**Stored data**
■ ■ ■ ■ ■
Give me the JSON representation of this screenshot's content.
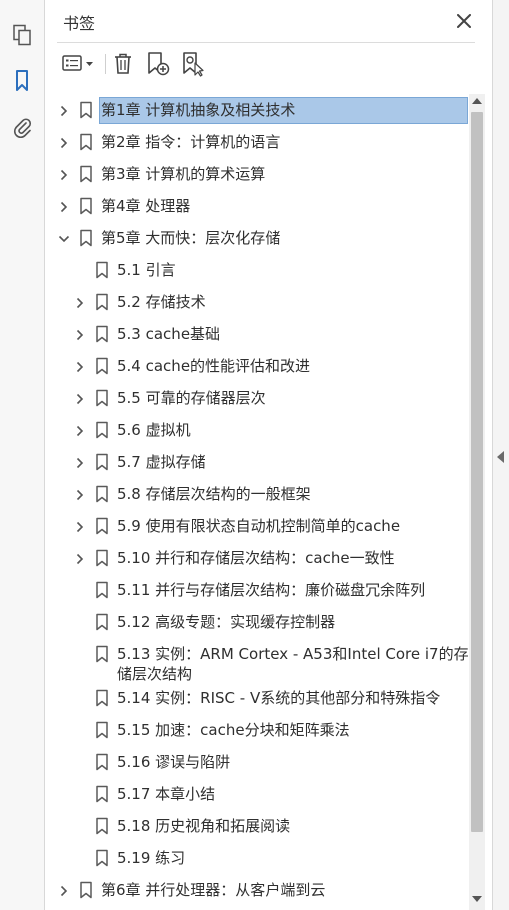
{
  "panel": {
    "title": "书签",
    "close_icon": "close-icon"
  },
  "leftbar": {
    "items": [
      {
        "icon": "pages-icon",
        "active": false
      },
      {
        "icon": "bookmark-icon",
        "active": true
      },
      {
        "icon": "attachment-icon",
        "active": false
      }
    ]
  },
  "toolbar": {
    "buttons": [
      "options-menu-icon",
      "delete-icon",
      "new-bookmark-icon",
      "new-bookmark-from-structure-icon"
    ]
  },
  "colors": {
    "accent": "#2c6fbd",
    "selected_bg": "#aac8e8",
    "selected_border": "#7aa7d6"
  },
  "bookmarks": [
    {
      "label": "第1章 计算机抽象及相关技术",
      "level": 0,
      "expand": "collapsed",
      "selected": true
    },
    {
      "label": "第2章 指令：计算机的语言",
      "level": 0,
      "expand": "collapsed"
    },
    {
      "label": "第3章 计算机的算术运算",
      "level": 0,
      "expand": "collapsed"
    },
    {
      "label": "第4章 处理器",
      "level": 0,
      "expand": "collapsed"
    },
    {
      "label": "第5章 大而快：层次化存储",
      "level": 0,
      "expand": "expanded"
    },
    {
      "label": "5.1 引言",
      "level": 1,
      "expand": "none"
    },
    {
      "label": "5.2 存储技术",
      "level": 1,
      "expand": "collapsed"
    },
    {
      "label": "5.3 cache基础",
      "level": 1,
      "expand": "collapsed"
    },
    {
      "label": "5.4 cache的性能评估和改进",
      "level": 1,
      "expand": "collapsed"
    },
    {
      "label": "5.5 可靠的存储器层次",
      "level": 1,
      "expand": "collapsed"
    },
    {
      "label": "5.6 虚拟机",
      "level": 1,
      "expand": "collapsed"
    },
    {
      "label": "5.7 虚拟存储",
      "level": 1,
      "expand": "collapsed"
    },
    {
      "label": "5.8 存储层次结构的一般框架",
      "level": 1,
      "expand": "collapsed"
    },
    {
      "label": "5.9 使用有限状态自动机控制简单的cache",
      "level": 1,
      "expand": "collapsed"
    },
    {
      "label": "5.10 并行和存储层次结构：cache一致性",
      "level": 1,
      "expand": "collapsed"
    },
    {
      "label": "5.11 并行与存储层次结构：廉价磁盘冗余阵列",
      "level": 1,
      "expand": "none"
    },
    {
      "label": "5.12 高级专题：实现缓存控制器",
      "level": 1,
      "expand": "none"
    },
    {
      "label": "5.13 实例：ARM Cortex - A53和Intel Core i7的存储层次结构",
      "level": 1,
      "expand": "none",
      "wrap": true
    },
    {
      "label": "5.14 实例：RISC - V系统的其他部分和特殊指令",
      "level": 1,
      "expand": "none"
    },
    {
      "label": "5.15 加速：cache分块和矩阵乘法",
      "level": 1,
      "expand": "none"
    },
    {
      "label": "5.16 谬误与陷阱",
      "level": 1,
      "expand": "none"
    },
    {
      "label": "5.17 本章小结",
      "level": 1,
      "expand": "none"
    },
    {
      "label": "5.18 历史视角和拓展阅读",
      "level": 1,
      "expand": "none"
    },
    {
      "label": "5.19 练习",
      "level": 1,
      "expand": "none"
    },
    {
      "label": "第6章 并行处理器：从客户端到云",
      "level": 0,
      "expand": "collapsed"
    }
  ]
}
■ ■ ■ ■ ■
**Aim**
Repeat the listing above exactly, with no pictures.

**Solution to this problem**
Give me the JSON representation of this screenshot's content.
{
  "panel": {
    "title": "书签",
    "close_icon": "close-icon"
  },
  "leftbar": {
    "items": [
      {
        "icon": "pages-icon",
        "active": false
      },
      {
        "icon": "bookmark-icon",
        "active": true
      },
      {
        "icon": "attachment-icon",
        "active": false
      }
    ]
  },
  "toolbar": {
    "buttons": [
      "options-menu-icon",
      "delete-icon",
      "new-bookmark-icon",
      "new-bookmark-from-structure-icon"
    ]
  },
  "colors": {
    "accent": "#2c6fbd",
    "selected_bg": "#aac8e8",
    "selected_border": "#7aa7d6"
  },
  "bookmarks": [
    {
      "label": "第1章 计算机抽象及相关技术",
      "level": 0,
      "expand": "collapsed",
      "selected": true
    },
    {
      "label": "第2章 指令：计算机的语言",
      "level": 0,
      "expand": "collapsed"
    },
    {
      "label": "第3章 计算机的算术运算",
      "level": 0,
      "expand": "collapsed"
    },
    {
      "label": "第4章 处理器",
      "level": 0,
      "expand": "collapsed"
    },
    {
      "label": "第5章 大而快：层次化存储",
      "level": 0,
      "expand": "expanded"
    },
    {
      "label": "5.1 引言",
      "level": 1,
      "expand": "none"
    },
    {
      "label": "5.2 存储技术",
      "level": 1,
      "expand": "collapsed"
    },
    {
      "label": "5.3 cache基础",
      "level": 1,
      "expand": "collapsed"
    },
    {
      "label": "5.4 cache的性能评估和改进",
      "level": 1,
      "expand": "collapsed"
    },
    {
      "label": "5.5 可靠的存储器层次",
      "level": 1,
      "expand": "collapsed"
    },
    {
      "label": "5.6 虚拟机",
      "level": 1,
      "expand": "collapsed"
    },
    {
      "label": "5.7 虚拟存储",
      "level": 1,
      "expand": "collapsed"
    },
    {
      "label": "5.8 存储层次结构的一般框架",
      "level": 1,
      "expand": "collapsed"
    },
    {
      "label": "5.9 使用有限状态自动机控制简单的cache",
      "level": 1,
      "expand": "collapsed"
    },
    {
      "label": "5.10 并行和存储层次结构：cache一致性",
      "level": 1,
      "expand": "collapsed"
    },
    {
      "label": "5.11 并行与存储层次结构：廉价磁盘冗余阵列",
      "level": 1,
      "expand": "none"
    },
    {
      "label": "5.12 高级专题：实现缓存控制器",
      "level": 1,
      "expand": "none"
    },
    {
      "label": "5.13 实例：ARM Cortex - A53和Intel Core i7的存储层次结构",
      "level": 1,
      "expand": "none",
      "wrap": true
    },
    {
      "label": "5.14 实例：RISC - V系统的其他部分和特殊指令",
      "level": 1,
      "expand": "none"
    },
    {
      "label": "5.15 加速：cache分块和矩阵乘法",
      "level": 1,
      "expand": "none"
    },
    {
      "label": "5.16 谬误与陷阱",
      "level": 1,
      "expand": "none"
    },
    {
      "label": "5.17 本章小结",
      "level": 1,
      "expand": "none"
    },
    {
      "label": "5.18 历史视角和拓展阅读",
      "level": 1,
      "expand": "none"
    },
    {
      "label": "5.19 练习",
      "level": 1,
      "expand": "none"
    },
    {
      "label": "第6章 并行处理器：从客户端到云",
      "level": 0,
      "expand": "collapsed"
    }
  ]
}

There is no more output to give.